● **Exercise description**:
Go through the lines below. Copy those with "vagy".

● **Material**:
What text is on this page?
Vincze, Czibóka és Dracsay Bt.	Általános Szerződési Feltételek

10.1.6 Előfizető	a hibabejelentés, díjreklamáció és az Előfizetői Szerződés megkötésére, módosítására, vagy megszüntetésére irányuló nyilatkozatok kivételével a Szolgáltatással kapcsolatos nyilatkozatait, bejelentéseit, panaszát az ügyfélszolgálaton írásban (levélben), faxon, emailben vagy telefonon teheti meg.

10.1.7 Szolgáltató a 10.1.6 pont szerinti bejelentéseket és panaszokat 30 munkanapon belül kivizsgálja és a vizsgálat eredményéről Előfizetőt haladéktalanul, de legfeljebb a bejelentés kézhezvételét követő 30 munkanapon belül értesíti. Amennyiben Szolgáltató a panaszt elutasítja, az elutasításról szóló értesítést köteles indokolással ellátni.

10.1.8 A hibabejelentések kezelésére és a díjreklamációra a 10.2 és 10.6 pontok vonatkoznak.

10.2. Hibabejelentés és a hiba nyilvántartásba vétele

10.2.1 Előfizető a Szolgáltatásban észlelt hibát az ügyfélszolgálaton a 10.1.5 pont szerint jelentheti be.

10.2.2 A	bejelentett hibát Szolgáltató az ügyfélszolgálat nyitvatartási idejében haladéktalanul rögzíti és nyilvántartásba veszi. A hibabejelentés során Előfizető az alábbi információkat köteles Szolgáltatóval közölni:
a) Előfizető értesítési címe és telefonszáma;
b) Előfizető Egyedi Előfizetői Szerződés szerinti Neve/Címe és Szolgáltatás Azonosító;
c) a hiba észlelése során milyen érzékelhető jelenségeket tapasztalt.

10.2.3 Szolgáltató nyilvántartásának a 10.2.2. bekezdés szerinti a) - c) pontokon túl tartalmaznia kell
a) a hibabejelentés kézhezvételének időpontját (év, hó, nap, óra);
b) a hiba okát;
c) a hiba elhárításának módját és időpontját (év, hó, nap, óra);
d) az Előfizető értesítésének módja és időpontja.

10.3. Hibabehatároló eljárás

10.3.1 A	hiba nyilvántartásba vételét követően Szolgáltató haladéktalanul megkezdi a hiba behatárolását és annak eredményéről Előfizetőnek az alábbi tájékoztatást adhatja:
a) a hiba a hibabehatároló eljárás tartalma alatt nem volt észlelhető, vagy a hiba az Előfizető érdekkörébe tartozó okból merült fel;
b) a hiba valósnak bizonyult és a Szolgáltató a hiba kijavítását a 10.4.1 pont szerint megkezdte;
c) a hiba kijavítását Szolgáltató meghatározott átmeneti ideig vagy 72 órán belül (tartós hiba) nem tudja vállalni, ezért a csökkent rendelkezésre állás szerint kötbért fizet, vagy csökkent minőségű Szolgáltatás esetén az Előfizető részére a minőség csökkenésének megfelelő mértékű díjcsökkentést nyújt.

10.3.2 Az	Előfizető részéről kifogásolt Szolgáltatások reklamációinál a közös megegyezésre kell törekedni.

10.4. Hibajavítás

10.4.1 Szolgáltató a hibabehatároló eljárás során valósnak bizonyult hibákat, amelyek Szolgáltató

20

● **Full answer**:
10.1.6 Előfizető	a hibabejelentés, díjreklamáció és az Előfizetői Szerződés megkötésére, módosítására, vagy megszüntetésére irányuló nyilatkozatok kivételével a Szolgáltatással kapcsolatos nyilatkozatait, bejelentéseit, panaszát az ügyfélszolgálaton írásban (levélben), faxon, emailben vagy telefonon teheti meg.
a) a hiba a hibabehatároló eljárás tartalma alatt nem volt észlelhető, vagy a hiba az Előfizető érdekkörébe tartozó okból merült fel;
c) a hiba kijavítását Szolgáltató meghatározott átmeneti ideig vagy 72 órán belül (tartós hiba) nem tudja vállalni, ezért a csökkent rendelkezésre állás szerint kötbért fizet, vagy csökkent minőségű Szolgáltatás esetén az Előfizető részére a minőség csökkenésének megfelelő mértékű díjcsökkentést nyújt.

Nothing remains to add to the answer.